++++ RECORD LIST

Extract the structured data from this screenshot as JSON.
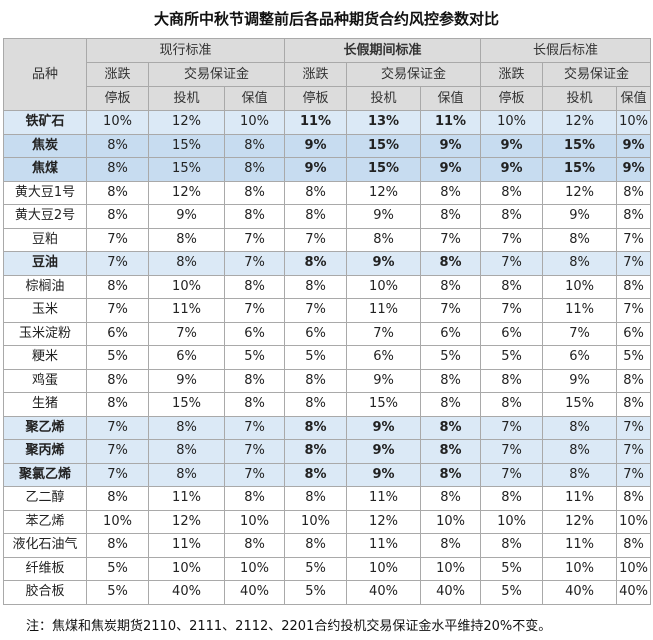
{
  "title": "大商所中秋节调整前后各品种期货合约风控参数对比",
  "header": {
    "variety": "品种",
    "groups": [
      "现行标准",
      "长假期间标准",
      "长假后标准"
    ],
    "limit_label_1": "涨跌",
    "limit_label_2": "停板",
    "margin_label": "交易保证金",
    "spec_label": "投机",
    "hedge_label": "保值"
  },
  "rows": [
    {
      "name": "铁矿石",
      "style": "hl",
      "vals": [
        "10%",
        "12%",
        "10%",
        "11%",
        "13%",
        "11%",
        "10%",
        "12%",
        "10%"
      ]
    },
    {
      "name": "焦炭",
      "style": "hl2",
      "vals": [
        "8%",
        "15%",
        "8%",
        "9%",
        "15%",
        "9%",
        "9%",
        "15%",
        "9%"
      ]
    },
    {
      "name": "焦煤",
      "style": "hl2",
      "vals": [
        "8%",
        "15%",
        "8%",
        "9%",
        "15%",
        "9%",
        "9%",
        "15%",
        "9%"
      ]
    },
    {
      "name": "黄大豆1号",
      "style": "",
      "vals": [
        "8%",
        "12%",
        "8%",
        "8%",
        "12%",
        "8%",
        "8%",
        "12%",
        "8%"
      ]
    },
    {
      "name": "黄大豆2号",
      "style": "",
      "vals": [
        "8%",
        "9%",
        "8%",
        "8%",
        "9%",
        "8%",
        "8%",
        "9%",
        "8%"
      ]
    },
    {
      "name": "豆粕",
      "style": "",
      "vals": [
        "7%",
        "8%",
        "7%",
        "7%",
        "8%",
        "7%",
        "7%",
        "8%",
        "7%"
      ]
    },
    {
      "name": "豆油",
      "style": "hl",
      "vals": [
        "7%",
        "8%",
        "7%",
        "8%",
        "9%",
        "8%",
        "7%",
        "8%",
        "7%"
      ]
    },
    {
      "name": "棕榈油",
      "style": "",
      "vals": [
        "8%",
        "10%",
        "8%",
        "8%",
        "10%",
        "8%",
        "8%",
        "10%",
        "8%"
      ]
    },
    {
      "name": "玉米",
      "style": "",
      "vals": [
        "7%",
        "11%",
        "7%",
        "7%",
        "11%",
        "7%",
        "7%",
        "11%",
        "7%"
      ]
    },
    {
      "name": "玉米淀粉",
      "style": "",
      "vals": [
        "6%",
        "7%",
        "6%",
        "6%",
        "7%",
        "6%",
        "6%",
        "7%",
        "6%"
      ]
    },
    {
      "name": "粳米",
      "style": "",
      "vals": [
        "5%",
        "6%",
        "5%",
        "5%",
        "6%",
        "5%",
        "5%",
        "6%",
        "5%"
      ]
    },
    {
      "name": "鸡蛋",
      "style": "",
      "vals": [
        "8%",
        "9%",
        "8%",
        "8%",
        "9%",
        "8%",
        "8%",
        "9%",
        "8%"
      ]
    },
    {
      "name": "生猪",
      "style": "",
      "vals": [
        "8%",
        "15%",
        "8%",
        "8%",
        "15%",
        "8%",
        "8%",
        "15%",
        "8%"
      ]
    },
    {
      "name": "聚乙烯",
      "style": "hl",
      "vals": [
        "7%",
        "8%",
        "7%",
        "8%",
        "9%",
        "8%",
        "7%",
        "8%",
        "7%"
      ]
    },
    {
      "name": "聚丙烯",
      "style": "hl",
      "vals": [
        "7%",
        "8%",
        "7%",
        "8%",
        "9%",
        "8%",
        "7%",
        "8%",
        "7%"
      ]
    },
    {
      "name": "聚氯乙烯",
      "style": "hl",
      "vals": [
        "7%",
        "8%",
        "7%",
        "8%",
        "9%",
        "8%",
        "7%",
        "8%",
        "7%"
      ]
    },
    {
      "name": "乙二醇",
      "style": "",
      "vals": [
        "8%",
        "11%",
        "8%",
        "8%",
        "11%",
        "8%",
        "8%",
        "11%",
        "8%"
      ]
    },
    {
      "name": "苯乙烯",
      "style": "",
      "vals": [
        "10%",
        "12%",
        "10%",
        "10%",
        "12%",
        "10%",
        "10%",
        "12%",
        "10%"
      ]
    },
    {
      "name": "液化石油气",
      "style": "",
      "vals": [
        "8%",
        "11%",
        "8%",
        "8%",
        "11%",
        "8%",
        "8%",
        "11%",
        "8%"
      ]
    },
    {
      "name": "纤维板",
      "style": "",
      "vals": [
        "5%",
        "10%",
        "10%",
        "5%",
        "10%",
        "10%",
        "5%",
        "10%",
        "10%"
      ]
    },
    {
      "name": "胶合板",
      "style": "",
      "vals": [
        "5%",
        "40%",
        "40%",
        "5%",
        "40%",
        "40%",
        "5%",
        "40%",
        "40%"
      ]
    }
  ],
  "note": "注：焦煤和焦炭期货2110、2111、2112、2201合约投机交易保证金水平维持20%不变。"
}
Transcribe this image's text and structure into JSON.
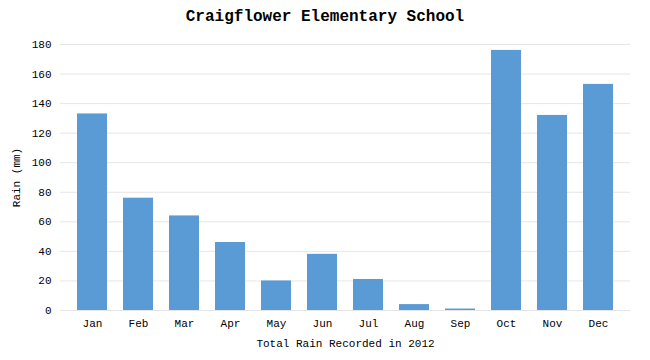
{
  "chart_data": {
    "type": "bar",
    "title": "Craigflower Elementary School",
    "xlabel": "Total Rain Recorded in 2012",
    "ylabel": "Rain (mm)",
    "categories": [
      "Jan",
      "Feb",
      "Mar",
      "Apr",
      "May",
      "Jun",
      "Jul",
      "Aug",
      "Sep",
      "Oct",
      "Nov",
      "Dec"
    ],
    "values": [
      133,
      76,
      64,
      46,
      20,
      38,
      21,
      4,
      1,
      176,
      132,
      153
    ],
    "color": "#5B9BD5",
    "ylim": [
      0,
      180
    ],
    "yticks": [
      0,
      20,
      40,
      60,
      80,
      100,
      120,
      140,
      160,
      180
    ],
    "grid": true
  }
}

++++++++
++++ RECORD LIST

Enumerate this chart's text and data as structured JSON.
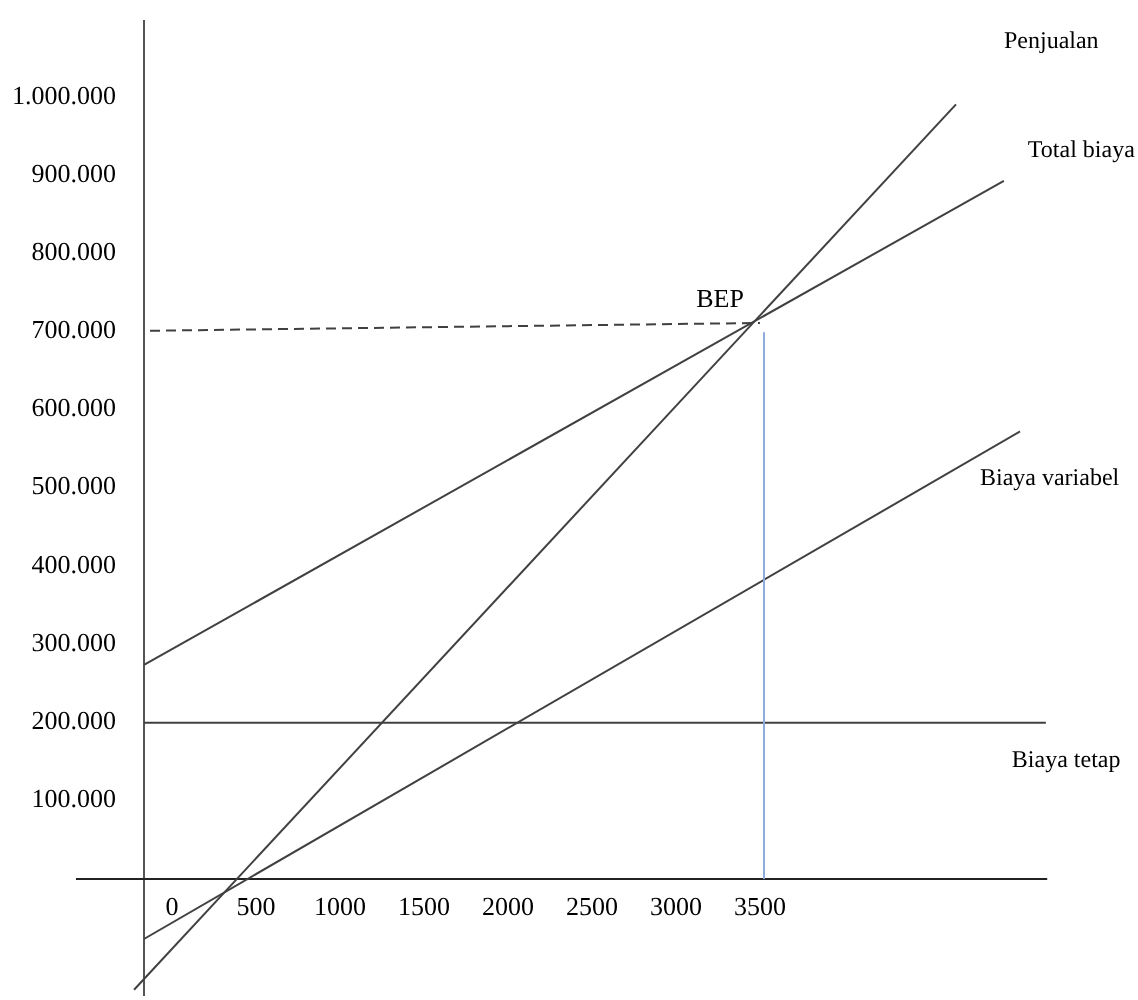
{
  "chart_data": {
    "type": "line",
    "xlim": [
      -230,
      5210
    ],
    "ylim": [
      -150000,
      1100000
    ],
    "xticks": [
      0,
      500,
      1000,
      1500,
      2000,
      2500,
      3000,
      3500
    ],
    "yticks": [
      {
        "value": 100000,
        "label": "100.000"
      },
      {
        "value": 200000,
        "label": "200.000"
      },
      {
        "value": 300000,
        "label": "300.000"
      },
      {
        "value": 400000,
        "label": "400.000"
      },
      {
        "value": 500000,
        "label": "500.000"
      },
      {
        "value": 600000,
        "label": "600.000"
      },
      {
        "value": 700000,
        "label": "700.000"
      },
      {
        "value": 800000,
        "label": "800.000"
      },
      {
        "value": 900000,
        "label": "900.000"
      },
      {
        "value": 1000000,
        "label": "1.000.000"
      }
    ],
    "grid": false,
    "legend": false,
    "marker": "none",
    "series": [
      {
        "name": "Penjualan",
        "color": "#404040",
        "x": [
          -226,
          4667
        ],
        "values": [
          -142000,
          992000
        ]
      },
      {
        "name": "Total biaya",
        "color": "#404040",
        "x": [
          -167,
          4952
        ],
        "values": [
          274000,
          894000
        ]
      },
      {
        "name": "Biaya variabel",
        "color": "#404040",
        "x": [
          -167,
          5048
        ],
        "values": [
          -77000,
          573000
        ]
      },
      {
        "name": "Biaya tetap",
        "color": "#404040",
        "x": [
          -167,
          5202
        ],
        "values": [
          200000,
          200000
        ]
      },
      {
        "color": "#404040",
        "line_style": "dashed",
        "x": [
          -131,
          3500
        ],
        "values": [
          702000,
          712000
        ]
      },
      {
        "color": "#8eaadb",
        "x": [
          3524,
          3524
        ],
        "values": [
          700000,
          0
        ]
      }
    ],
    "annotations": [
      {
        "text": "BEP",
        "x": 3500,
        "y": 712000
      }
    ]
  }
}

++++++++

» WHAT YOU SHOULD DO
Using the data above, say how many lines include "Total". No other reply is needed.

» REPLY
2